## START

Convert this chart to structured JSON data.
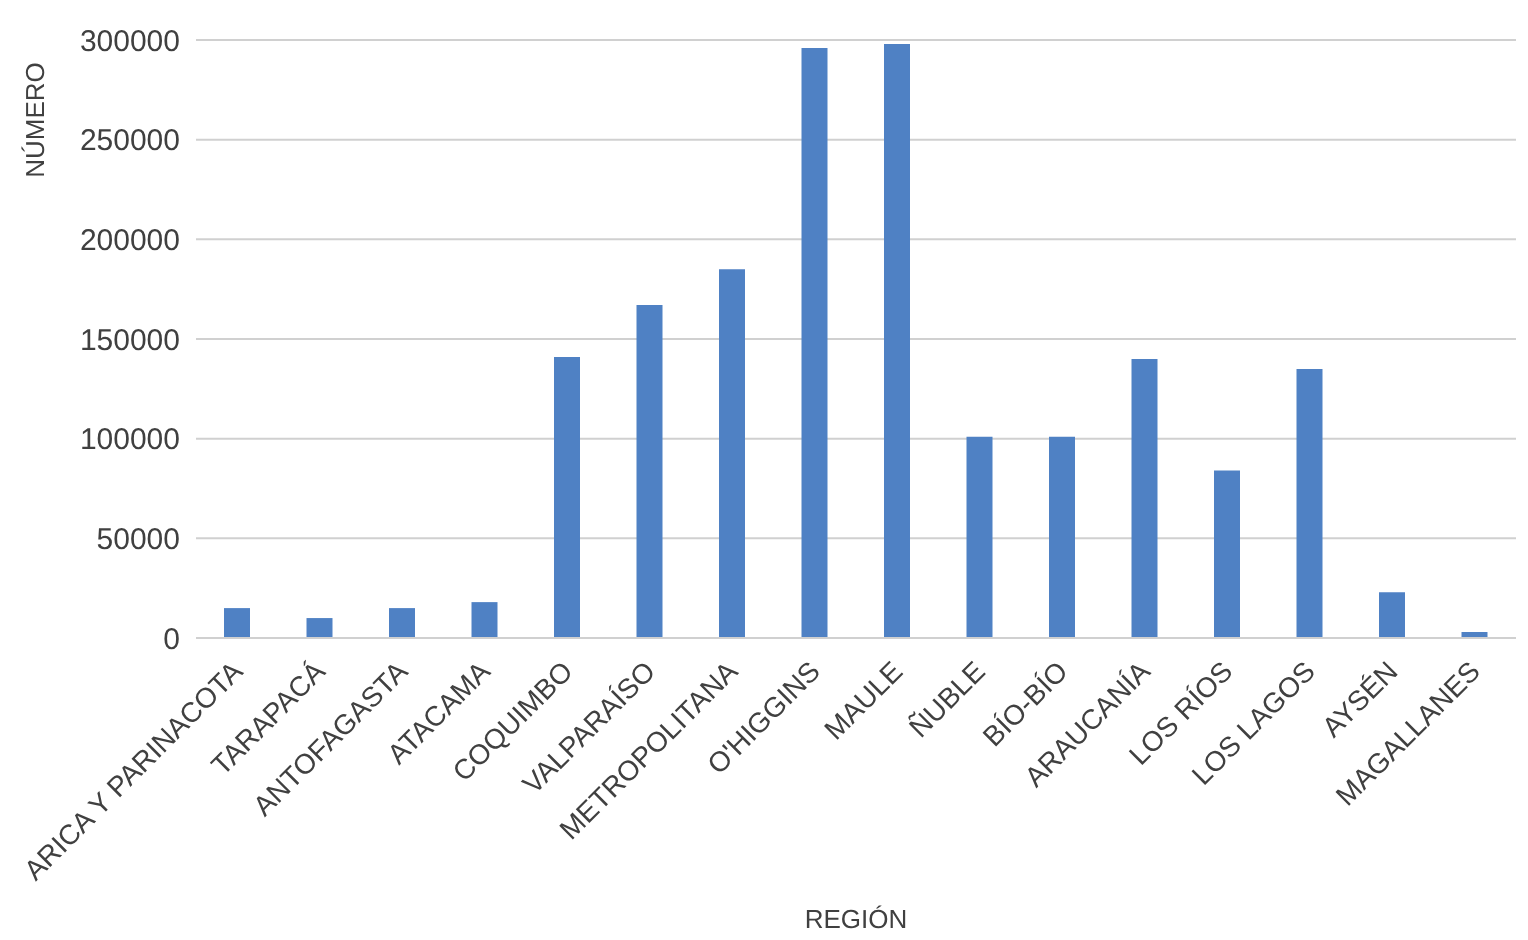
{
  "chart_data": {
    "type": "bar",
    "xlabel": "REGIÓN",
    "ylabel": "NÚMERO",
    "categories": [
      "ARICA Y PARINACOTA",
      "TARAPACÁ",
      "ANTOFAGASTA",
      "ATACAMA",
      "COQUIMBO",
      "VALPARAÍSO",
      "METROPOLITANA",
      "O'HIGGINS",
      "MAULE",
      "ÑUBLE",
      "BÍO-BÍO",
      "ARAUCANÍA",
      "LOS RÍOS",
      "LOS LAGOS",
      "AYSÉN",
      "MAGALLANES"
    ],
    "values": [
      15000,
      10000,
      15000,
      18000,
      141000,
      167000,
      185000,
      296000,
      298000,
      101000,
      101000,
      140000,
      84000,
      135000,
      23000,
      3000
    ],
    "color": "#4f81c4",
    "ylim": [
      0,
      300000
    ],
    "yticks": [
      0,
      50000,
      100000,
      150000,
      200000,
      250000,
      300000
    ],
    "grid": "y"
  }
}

## END

Without the pictures, print the whole listing exactly as given.

Convert this chart to structured JSON data.
{
  "chart_data": {
    "type": "bar",
    "xlabel": "REGIÓN",
    "ylabel": "NÚMERO",
    "categories": [
      "ARICA Y PARINACOTA",
      "TARAPACÁ",
      "ANTOFAGASTA",
      "ATACAMA",
      "COQUIMBO",
      "VALPARAÍSO",
      "METROPOLITANA",
      "O'HIGGINS",
      "MAULE",
      "ÑUBLE",
      "BÍO-BÍO",
      "ARAUCANÍA",
      "LOS RÍOS",
      "LOS LAGOS",
      "AYSÉN",
      "MAGALLANES"
    ],
    "values": [
      15000,
      10000,
      15000,
      18000,
      141000,
      167000,
      185000,
      296000,
      298000,
      101000,
      101000,
      140000,
      84000,
      135000,
      23000,
      3000
    ],
    "color": "#4f81c4",
    "ylim": [
      0,
      300000
    ],
    "yticks": [
      0,
      50000,
      100000,
      150000,
      200000,
      250000,
      300000
    ],
    "grid": "y"
  }
}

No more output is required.